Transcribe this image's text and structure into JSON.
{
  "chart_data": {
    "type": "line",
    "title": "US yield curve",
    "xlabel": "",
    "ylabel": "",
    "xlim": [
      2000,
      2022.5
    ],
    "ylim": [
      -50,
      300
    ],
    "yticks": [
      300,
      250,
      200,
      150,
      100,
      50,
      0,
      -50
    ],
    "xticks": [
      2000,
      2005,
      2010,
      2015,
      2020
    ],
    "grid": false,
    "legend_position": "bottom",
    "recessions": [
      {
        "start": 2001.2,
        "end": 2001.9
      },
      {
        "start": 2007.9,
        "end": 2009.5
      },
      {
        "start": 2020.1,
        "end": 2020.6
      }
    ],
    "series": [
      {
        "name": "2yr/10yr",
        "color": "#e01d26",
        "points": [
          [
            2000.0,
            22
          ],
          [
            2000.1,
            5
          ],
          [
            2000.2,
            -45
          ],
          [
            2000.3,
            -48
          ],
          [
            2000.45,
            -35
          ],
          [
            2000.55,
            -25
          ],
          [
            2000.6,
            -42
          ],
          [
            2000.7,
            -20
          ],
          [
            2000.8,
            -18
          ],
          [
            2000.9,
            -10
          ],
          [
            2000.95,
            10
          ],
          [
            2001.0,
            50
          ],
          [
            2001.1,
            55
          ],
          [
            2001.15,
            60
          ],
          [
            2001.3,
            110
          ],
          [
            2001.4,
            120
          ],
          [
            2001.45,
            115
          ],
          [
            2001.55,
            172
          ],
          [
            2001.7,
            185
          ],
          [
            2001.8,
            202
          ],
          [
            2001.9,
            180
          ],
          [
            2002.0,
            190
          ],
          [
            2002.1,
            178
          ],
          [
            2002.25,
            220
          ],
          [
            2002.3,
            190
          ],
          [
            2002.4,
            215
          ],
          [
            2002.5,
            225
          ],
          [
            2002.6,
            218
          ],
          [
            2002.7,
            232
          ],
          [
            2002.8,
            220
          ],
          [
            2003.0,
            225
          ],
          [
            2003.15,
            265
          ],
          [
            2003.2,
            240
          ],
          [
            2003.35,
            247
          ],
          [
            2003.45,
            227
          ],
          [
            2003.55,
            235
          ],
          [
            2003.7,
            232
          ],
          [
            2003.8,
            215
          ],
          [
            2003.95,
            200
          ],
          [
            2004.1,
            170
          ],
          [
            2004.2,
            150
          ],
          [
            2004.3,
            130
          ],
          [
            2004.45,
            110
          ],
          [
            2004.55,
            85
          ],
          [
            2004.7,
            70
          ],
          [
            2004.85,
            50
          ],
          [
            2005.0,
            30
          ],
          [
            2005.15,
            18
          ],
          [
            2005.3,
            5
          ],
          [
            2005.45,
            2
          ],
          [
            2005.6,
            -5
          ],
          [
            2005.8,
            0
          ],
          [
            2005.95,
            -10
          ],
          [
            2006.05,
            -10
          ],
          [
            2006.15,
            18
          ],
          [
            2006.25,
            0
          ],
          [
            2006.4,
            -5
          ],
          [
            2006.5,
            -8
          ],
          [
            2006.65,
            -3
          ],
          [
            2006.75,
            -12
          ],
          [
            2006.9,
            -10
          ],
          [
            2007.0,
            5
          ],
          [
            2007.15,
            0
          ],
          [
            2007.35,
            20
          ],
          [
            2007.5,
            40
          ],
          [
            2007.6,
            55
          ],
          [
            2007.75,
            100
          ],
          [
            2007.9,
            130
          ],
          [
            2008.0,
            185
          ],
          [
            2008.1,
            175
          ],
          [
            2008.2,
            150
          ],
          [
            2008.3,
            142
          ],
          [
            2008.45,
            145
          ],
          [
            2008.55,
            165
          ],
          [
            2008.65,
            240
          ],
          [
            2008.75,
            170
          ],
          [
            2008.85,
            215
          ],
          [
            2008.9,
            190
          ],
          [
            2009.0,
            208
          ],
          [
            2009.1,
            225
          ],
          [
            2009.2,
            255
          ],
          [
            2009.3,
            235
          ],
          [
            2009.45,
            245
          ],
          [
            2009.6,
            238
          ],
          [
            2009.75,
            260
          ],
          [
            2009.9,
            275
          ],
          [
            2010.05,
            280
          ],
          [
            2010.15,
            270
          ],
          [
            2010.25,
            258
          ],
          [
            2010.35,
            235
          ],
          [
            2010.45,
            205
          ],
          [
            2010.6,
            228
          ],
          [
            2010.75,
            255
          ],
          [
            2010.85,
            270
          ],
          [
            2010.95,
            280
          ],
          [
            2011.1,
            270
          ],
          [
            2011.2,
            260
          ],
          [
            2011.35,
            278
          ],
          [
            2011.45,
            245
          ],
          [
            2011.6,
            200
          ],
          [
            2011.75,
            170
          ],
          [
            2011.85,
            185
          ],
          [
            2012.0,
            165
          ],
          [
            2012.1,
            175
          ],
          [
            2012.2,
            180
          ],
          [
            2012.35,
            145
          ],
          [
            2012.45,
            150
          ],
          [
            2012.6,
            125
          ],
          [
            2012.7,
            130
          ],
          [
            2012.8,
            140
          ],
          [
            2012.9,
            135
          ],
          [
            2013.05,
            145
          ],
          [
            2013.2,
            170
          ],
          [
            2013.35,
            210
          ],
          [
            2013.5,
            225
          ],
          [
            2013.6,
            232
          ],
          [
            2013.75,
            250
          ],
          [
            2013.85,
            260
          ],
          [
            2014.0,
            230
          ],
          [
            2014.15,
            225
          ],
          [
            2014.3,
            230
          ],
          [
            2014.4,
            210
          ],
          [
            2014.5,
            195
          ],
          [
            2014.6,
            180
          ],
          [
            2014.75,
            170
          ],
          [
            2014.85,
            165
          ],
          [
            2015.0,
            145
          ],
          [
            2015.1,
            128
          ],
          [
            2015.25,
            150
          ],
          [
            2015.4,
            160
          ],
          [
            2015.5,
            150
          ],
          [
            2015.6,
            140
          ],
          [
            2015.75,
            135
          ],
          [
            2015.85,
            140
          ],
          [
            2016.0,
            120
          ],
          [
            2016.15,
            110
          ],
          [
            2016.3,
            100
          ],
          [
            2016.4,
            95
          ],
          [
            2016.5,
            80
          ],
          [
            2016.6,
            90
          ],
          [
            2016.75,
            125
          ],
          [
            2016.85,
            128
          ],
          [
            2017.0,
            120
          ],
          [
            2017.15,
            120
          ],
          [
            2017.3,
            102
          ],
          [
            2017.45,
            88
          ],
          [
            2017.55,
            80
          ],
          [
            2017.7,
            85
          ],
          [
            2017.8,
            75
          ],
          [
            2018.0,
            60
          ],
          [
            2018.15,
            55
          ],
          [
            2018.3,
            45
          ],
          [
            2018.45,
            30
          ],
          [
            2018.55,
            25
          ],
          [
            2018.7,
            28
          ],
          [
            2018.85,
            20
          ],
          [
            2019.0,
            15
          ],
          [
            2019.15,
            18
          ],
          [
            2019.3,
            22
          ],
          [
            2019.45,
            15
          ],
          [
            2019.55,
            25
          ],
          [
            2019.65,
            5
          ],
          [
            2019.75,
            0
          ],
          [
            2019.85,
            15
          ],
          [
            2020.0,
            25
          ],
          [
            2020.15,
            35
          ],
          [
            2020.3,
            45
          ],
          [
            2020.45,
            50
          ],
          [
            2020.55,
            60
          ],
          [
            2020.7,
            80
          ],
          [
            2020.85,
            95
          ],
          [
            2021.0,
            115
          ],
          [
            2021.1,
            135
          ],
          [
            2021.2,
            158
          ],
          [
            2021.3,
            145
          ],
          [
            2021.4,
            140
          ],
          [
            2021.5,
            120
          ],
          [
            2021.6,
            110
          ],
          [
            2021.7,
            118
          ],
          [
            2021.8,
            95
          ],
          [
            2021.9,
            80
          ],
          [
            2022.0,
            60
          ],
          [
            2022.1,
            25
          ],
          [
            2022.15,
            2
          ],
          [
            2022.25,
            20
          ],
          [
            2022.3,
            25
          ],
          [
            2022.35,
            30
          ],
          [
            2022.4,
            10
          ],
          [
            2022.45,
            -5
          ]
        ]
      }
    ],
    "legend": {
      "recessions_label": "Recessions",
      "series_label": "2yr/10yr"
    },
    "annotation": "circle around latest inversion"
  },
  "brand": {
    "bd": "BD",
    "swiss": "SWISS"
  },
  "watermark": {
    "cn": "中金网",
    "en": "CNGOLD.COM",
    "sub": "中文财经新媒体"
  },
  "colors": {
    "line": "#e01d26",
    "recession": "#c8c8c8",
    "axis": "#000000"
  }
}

§ What needs to be done
Give every line of the material that includes the string "start".

§ Solved problem
        "start": 2001.2,
        "start": 2007.9,
        "start": 2020.1,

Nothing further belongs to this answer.